**Problem statement**
Identify each line below that contains the word "verbos", and copy it out.

[Saved data entries]
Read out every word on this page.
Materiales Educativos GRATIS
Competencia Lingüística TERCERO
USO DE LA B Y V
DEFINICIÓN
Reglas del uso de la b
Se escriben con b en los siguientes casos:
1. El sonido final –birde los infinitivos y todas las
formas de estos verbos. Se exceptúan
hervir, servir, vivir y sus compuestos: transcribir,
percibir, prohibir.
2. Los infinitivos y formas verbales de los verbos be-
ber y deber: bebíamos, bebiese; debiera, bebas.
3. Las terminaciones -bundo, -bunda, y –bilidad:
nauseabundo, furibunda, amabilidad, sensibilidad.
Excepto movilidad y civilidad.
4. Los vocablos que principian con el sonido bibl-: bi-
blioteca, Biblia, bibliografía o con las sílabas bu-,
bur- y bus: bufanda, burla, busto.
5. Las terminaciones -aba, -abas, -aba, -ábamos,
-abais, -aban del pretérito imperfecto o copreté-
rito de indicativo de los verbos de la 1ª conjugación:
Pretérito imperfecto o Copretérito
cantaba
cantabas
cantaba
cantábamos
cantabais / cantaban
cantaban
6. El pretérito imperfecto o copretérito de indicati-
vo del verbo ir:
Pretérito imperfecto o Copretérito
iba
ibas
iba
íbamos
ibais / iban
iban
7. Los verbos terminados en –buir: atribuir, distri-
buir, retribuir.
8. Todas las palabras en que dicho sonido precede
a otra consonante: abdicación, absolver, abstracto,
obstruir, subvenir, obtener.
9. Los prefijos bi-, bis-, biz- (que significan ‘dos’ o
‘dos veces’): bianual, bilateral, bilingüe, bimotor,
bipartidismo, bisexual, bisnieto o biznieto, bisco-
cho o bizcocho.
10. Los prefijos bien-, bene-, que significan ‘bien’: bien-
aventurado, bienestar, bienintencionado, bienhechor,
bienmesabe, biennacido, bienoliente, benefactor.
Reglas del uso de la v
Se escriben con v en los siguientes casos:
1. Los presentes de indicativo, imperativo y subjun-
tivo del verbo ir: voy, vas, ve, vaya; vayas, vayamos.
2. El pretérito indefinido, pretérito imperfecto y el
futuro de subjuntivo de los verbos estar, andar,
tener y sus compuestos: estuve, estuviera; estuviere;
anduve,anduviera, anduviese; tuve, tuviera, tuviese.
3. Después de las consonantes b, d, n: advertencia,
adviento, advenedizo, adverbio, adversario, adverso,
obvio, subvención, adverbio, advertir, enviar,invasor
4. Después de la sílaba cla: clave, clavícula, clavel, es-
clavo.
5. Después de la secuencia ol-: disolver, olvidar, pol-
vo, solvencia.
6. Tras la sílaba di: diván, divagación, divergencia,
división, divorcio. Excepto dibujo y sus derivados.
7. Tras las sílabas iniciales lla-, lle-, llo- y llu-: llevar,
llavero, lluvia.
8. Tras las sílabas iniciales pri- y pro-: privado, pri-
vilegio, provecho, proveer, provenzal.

**Correct result**
formas de estos verbos. Se exceptúan
2. Los infinitivos y formas verbales de los verbos be-
rito de indicativo de los verbos de la 1ª conjugación:
7. Los verbos terminados en –buir: atribuir, distri-
futuro de subjuntivo de los verbos estar, andar,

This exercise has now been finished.